══ RECORDS PROVIDED
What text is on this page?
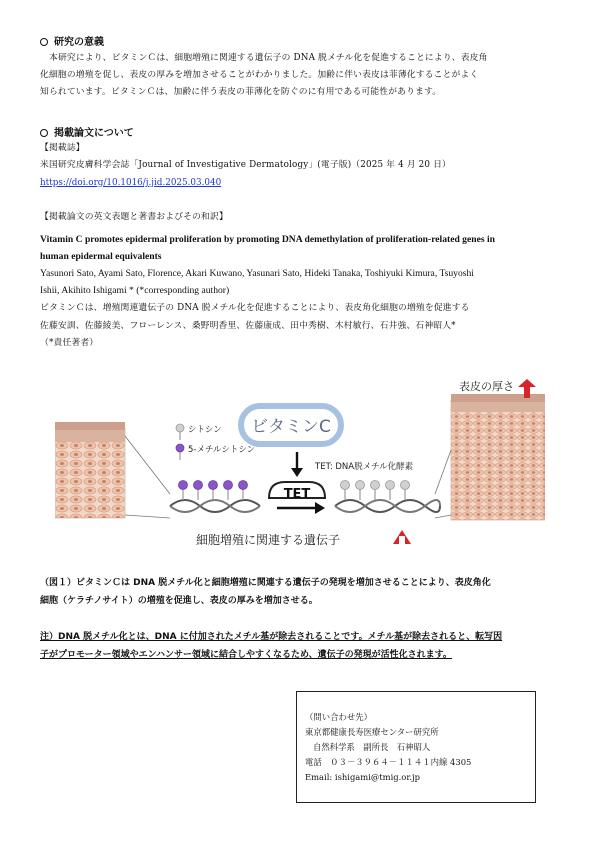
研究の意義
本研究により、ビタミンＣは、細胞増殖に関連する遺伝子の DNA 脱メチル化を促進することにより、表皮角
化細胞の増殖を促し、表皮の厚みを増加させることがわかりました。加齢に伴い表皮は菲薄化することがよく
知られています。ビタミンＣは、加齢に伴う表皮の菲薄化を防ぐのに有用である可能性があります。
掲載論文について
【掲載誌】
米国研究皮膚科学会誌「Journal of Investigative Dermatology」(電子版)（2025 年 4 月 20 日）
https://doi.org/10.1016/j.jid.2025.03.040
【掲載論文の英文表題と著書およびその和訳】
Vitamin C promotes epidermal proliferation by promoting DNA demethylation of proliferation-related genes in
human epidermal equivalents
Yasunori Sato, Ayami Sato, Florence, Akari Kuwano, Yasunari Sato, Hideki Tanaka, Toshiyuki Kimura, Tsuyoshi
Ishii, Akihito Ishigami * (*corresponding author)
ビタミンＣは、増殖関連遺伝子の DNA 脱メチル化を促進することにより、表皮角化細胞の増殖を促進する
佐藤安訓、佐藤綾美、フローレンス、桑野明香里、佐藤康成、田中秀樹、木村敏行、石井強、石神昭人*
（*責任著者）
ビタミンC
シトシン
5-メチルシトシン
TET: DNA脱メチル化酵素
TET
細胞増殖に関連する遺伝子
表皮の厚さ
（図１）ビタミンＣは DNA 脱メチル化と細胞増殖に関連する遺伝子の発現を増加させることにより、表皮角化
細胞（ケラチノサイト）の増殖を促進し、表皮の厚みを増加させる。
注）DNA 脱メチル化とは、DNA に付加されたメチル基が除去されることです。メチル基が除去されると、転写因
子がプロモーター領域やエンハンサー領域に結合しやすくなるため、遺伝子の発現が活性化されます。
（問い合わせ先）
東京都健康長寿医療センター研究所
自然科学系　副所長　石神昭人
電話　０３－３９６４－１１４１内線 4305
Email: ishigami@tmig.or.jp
════
• TASK PROMPT
Please reproduce every record exactly as written, excluding the pictures.

• ANSWER SPACE
What text is on this page?
研究の意義
本研究により、ビタミンＣは、細胞増殖に関連する遺伝子の DNA 脱メチル化を促進することにより、表皮角
化細胞の増殖を促し、表皮の厚みを増加させることがわかりました。加齢に伴い表皮は菲薄化することがよく
知られています。ビタミンＣは、加齢に伴う表皮の菲薄化を防ぐのに有用である可能性があります。
掲載論文について
【掲載誌】
米国研究皮膚科学会誌「Journal of Investigative Dermatology」(電子版)（2025 年 4 月 20 日）
https://doi.org/10.1016/j.jid.2025.03.040
【掲載論文の英文表題と著書およびその和訳】
Vitamin C promotes epidermal proliferation by promoting DNA demethylation of proliferation-related genes in
human epidermal equivalents
Yasunori Sato, Ayami Sato, Florence, Akari Kuwano, Yasunari Sato, Hideki Tanaka, Toshiyuki Kimura, Tsuyoshi
Ishii, Akihito Ishigami * (*corresponding author)
ビタミンＣは、増殖関連遺伝子の DNA 脱メチル化を促進することにより、表皮角化細胞の増殖を促進する
佐藤安訓、佐藤綾美、フローレンス、桑野明香里、佐藤康成、田中秀樹、木村敏行、石井強、石神昭人*
（*責任著者）
ビタミンC
シトシン
5-メチルシトシン
TET: DNA脱メチル化酵素
TET
細胞増殖に関連する遺伝子
表皮の厚さ
（図１）ビタミンＣは DNA 脱メチル化と細胞増殖に関連する遺伝子の発現を増加させることにより、表皮角化
細胞（ケラチノサイト）の増殖を促進し、表皮の厚みを増加させる。
注）DNA 脱メチル化とは、DNA に付加されたメチル基が除去されることです。メチル基が除去されると、転写因
子がプロモーター領域やエンハンサー領域に結合しやすくなるため、遺伝子の発現が活性化されます。
（問い合わせ先）
東京都健康長寿医療センター研究所
自然科学系　副所長　石神昭人
電話　０３－３９６４－１１４１内線 4305
Email: ishigami@tmig.or.jp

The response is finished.